EXERCISE REQUIREMENTS:
Repeat the stretch of items from the line containing "pinned-tab-nodejs[interactable] <box>51 3" through the end of the data listing, keeping every character unchanged.

(Data listing)
%%
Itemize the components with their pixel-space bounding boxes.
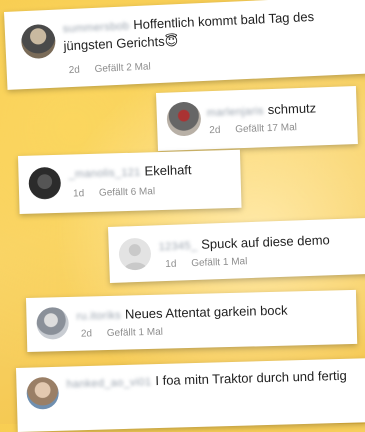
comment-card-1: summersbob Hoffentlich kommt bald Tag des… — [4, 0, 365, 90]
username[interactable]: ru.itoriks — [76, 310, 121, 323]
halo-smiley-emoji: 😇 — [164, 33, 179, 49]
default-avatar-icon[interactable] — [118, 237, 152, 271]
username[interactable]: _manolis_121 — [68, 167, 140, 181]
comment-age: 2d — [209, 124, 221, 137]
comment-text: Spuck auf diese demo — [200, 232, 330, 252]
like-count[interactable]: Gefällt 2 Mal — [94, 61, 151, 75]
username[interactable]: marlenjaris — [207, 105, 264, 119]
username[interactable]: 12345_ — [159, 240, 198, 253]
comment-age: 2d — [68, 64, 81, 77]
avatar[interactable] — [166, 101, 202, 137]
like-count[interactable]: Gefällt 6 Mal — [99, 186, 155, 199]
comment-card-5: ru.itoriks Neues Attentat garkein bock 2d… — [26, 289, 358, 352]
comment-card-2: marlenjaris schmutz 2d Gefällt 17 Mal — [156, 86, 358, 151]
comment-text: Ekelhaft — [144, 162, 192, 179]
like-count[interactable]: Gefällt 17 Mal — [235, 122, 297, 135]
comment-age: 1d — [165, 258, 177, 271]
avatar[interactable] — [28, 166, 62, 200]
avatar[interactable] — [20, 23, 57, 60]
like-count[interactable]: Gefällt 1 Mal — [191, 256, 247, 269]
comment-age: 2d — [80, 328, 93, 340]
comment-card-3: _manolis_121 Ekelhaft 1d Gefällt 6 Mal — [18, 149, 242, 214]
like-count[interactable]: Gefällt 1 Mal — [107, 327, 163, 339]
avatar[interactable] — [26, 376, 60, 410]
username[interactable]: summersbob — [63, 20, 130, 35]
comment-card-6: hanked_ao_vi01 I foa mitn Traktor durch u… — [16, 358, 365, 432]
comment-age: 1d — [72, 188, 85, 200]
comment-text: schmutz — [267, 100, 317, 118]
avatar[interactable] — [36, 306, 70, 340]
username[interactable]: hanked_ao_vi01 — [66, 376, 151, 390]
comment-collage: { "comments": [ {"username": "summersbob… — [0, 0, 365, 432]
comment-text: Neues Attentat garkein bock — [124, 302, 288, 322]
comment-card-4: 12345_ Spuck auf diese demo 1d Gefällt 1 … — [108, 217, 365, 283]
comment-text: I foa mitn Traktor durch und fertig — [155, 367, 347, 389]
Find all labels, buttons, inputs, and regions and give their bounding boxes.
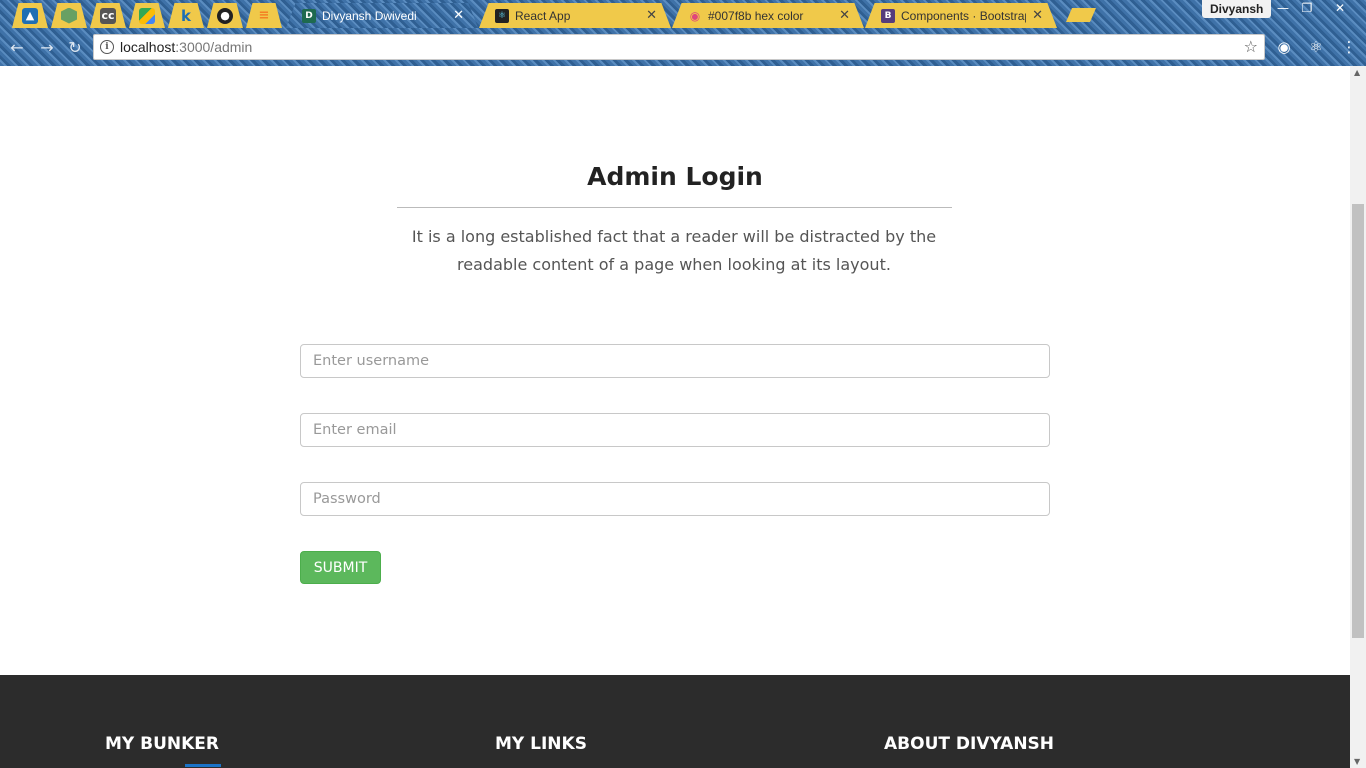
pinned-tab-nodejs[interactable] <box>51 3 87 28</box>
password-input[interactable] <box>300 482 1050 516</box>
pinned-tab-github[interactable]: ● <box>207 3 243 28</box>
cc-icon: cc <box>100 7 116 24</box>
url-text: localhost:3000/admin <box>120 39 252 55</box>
%%
SOLUTION FOR THIS TASK:
pinned-tab-nodejs[interactable] <box>51 3 87 28</box>
password-input[interactable] <box>300 482 1050 516</box>
pinned-tab-github[interactable]: ● <box>207 3 243 28</box>
cc-icon: cc <box>100 7 116 24</box>
url-text: localhost:3000/admin <box>120 39 252 55</box>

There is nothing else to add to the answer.